____ GIVEN RECORDS

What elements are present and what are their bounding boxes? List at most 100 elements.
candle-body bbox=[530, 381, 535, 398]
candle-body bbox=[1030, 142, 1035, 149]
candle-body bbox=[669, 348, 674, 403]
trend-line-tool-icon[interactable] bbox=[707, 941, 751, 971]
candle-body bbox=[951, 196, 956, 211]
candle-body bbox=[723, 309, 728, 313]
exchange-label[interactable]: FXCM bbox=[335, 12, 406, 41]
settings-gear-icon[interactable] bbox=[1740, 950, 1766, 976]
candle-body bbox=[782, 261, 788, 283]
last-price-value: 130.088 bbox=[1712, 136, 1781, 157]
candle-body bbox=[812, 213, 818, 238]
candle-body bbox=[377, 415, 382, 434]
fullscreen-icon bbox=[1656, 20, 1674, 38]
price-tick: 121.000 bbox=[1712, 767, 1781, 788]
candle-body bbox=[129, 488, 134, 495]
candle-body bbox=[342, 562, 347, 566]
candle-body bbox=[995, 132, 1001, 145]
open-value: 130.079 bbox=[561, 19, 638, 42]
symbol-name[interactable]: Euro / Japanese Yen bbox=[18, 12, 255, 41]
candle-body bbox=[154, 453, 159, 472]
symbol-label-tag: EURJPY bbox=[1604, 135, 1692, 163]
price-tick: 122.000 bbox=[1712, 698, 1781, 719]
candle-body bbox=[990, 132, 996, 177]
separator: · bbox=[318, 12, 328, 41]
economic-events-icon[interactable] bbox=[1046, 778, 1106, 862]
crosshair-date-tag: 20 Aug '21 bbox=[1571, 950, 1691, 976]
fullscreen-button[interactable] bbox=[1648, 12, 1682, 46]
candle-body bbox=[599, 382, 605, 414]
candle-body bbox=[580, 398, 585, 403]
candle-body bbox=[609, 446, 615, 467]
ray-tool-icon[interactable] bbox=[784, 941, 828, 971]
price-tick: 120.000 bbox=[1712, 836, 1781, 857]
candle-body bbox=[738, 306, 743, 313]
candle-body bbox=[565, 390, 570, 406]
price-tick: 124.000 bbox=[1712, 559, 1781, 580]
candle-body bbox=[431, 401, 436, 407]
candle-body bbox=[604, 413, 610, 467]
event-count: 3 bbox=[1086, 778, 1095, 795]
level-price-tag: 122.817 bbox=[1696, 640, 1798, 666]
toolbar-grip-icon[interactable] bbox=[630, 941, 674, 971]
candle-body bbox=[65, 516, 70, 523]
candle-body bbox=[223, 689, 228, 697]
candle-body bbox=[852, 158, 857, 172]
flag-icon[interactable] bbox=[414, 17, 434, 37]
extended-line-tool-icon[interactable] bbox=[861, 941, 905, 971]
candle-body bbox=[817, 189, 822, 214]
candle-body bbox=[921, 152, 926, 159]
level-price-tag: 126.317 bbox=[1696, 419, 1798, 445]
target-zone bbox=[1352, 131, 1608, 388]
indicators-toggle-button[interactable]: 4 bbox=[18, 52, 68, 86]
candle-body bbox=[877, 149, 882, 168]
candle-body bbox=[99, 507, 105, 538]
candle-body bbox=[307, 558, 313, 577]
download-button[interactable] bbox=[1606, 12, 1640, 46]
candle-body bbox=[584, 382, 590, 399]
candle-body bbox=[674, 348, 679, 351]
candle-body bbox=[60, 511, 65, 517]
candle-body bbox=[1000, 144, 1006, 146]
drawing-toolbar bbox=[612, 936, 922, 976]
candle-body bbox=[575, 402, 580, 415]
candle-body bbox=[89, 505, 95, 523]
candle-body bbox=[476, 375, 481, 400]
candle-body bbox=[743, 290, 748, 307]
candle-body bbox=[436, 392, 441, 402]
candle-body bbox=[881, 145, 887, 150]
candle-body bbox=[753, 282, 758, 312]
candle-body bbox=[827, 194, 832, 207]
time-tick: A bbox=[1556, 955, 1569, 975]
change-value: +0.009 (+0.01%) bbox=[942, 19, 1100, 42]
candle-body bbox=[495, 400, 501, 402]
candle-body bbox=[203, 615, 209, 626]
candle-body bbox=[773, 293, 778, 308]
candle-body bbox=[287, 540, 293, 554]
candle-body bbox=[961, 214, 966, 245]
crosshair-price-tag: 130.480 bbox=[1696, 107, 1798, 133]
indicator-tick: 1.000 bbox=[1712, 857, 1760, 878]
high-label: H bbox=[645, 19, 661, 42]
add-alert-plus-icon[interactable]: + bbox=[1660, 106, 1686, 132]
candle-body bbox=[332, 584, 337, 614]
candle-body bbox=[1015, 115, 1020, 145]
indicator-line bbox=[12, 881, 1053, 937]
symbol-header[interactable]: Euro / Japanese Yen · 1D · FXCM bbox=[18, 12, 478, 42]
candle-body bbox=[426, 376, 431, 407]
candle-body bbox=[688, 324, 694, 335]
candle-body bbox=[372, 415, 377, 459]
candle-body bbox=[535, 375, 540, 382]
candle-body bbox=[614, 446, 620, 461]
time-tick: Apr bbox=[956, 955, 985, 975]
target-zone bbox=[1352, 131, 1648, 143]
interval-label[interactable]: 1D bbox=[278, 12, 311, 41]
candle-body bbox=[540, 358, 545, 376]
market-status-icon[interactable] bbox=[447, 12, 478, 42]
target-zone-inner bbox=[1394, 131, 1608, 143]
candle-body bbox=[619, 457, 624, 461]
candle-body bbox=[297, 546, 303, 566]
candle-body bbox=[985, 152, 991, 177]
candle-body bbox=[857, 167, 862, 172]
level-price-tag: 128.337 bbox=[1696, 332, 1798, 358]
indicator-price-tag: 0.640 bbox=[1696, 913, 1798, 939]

________

§ **OBJECTIVE**: Copy out all of the entries above word for word, leaving every line unchanged.

§ **SOLVED EXERCISE**:
What elements are present and what are their bounding boxes? List at most 100 elements.
candle-body bbox=[530, 381, 535, 398]
candle-body bbox=[1030, 142, 1035, 149]
candle-body bbox=[669, 348, 674, 403]
trend-line-tool-icon[interactable] bbox=[707, 941, 751, 971]
candle-body bbox=[951, 196, 956, 211]
candle-body bbox=[723, 309, 728, 313]
exchange-label[interactable]: FXCM bbox=[335, 12, 406, 41]
settings-gear-icon[interactable] bbox=[1740, 950, 1766, 976]
candle-body bbox=[782, 261, 788, 283]
last-price-value: 130.088 bbox=[1712, 136, 1781, 157]
candle-body bbox=[812, 213, 818, 238]
candle-body bbox=[377, 415, 382, 434]
fullscreen-icon bbox=[1656, 20, 1674, 38]
price-tick: 121.000 bbox=[1712, 767, 1781, 788]
candle-body bbox=[129, 488, 134, 495]
candle-body bbox=[342, 562, 347, 566]
candle-body bbox=[995, 132, 1001, 145]
open-value: 130.079 bbox=[561, 19, 638, 42]
symbol-name[interactable]: Euro / Japanese Yen bbox=[18, 12, 255, 41]
candle-body bbox=[154, 453, 159, 472]
symbol-label-tag: EURJPY bbox=[1604, 135, 1692, 163]
price-tick: 122.000 bbox=[1712, 698, 1781, 719]
candle-body bbox=[990, 132, 996, 177]
separator: · bbox=[318, 12, 328, 41]
economic-events-icon[interactable] bbox=[1046, 778, 1106, 862]
crosshair-date-tag: 20 Aug '21 bbox=[1571, 950, 1691, 976]
fullscreen-button[interactable] bbox=[1648, 12, 1682, 46]
candle-body bbox=[599, 382, 605, 414]
candle-body bbox=[580, 398, 585, 403]
candle-body bbox=[609, 446, 615, 467]
ray-tool-icon[interactable] bbox=[784, 941, 828, 971]
price-tick: 120.000 bbox=[1712, 836, 1781, 857]
candle-body bbox=[738, 306, 743, 313]
candle-body bbox=[565, 390, 570, 406]
price-tick: 124.000 bbox=[1712, 559, 1781, 580]
candle-body bbox=[431, 401, 436, 407]
candle-body bbox=[604, 413, 610, 467]
event-count: 3 bbox=[1086, 778, 1095, 795]
level-price-tag: 122.817 bbox=[1696, 640, 1798, 666]
toolbar-grip-icon[interactable] bbox=[630, 941, 674, 971]
candle-body bbox=[65, 516, 70, 523]
candle-body bbox=[223, 689, 228, 697]
candle-body bbox=[852, 158, 857, 172]
flag-icon[interactable] bbox=[414, 17, 434, 37]
extended-line-tool-icon[interactable] bbox=[861, 941, 905, 971]
candle-body bbox=[817, 189, 822, 214]
candle-body bbox=[921, 152, 926, 159]
level-price-tag: 126.317 bbox=[1696, 419, 1798, 445]
target-zone bbox=[1352, 131, 1608, 388]
indicators-toggle-button[interactable]: 4 bbox=[18, 52, 68, 86]
candle-body bbox=[877, 149, 882, 168]
candle-body bbox=[99, 507, 105, 538]
candle-body bbox=[307, 558, 313, 577]
download-button[interactable] bbox=[1606, 12, 1640, 46]
candle-body bbox=[584, 382, 590, 399]
candle-body bbox=[674, 348, 679, 351]
candle-body bbox=[60, 511, 65, 517]
candle-body bbox=[1000, 144, 1006, 146]
drawing-toolbar bbox=[612, 936, 922, 976]
candle-body bbox=[575, 402, 580, 415]
candle-body bbox=[89, 505, 95, 523]
candle-body bbox=[476, 375, 481, 400]
candle-body bbox=[743, 290, 748, 307]
candle-body bbox=[436, 392, 441, 402]
candle-body bbox=[881, 145, 887, 150]
candle-body bbox=[753, 282, 758, 312]
candle-body bbox=[827, 194, 832, 207]
time-tick: A bbox=[1556, 955, 1569, 975]
change-value: +0.009 (+0.01%) bbox=[942, 19, 1100, 42]
candle-body bbox=[495, 400, 501, 402]
candle-body bbox=[203, 615, 209, 626]
candle-body bbox=[773, 293, 778, 308]
candle-body bbox=[287, 540, 293, 554]
candle-body bbox=[961, 214, 966, 245]
crosshair-price-tag: 130.480 bbox=[1696, 107, 1798, 133]
indicator-tick: 1.000 bbox=[1712, 857, 1760, 878]
high-label: H bbox=[645, 19, 661, 42]
add-alert-plus-icon[interactable]: + bbox=[1660, 106, 1686, 132]
candle-body bbox=[332, 584, 337, 614]
candle-body bbox=[1015, 115, 1020, 145]
indicator-line bbox=[12, 881, 1053, 937]
symbol-header[interactable]: Euro / Japanese Yen · 1D · FXCM bbox=[18, 12, 478, 42]
candle-body bbox=[426, 376, 431, 407]
candle-body bbox=[688, 324, 694, 335]
candle-body bbox=[372, 415, 377, 459]
candle-body bbox=[535, 375, 540, 382]
candle-body bbox=[614, 446, 620, 461]
time-tick: Apr bbox=[956, 955, 985, 975]
target-zone bbox=[1352, 131, 1648, 143]
interval-label[interactable]: 1D bbox=[278, 12, 311, 41]
candle-body bbox=[540, 358, 545, 376]
market-status-icon[interactable] bbox=[447, 12, 478, 42]
target-zone-inner bbox=[1394, 131, 1608, 143]
candle-body bbox=[619, 457, 624, 461]
candle-body bbox=[297, 546, 303, 566]
candle-body bbox=[985, 152, 991, 177]
candle-body bbox=[857, 167, 862, 172]
level-price-tag: 128.337 bbox=[1696, 332, 1798, 358]
indicator-price-tag: 0.640 bbox=[1696, 913, 1798, 939]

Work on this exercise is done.